+++ Material provided +++
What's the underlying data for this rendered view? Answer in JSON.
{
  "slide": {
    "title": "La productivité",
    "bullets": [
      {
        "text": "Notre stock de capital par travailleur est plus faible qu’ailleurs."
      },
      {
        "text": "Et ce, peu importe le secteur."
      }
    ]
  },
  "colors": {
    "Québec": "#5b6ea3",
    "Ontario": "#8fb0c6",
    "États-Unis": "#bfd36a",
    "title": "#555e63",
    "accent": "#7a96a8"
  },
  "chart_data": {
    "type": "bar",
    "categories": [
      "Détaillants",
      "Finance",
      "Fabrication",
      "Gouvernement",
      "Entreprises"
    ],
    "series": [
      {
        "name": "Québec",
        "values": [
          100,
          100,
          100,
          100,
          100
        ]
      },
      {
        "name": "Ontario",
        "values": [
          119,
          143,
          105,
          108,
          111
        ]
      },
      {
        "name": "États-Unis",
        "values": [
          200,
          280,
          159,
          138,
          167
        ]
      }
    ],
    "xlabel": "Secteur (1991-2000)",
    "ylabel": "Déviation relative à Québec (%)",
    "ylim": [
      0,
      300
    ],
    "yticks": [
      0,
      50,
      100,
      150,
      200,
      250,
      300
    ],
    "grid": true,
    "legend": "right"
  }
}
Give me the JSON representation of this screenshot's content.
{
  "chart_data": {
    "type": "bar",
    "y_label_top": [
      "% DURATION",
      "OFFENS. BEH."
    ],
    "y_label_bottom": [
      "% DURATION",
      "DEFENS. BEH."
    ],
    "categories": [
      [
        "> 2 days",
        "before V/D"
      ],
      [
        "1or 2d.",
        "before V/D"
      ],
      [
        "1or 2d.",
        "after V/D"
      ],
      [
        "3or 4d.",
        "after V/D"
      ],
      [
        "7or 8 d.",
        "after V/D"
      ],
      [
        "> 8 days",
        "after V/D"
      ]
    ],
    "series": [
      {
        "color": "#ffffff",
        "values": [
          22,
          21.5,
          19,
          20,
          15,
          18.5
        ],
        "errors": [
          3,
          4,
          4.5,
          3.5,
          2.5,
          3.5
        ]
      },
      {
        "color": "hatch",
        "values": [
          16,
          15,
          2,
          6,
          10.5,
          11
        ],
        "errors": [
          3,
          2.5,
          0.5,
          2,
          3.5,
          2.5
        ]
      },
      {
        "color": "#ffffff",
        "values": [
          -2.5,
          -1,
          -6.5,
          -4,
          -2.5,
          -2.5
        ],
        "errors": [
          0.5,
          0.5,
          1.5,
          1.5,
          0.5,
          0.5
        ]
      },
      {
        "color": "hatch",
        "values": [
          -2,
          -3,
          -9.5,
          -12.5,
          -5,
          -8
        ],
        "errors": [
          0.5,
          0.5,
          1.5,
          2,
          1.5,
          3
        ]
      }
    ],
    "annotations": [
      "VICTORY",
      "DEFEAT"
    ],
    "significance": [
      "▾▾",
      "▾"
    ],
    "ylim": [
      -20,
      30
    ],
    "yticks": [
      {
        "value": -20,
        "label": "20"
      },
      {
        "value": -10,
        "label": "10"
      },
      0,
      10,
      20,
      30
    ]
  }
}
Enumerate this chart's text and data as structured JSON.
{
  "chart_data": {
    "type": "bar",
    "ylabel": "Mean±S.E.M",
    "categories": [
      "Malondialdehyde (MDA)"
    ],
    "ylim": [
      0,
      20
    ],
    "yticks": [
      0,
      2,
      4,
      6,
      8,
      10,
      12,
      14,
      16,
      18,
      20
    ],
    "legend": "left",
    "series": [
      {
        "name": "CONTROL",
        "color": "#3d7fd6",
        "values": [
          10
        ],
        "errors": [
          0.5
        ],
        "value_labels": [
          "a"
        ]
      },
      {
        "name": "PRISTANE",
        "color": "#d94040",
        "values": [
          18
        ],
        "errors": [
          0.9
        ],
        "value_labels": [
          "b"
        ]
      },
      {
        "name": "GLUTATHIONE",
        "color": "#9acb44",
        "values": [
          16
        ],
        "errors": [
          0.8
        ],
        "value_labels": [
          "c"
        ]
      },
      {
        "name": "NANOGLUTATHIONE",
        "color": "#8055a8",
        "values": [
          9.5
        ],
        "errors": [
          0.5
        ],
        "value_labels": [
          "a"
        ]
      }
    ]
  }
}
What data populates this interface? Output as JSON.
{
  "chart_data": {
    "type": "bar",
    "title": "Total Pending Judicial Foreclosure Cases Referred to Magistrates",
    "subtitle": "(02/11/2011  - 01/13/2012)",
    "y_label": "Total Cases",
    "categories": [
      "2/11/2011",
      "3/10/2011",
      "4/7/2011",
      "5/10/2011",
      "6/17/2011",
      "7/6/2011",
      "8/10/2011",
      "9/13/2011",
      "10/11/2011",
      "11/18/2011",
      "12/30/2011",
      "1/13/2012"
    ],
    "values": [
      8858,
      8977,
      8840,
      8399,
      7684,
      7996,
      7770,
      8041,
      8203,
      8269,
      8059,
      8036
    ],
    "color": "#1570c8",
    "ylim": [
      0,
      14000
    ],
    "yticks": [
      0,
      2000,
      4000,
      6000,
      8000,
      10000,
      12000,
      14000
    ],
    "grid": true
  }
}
+++
## Exercise aim
Whichever lines contain the string "Québec", select and copy them.

## Exercise output
    "Québec": "#5b6ea3",
        "name": "Québec",
    "ylabel": "Déviation relative à Québec (%)",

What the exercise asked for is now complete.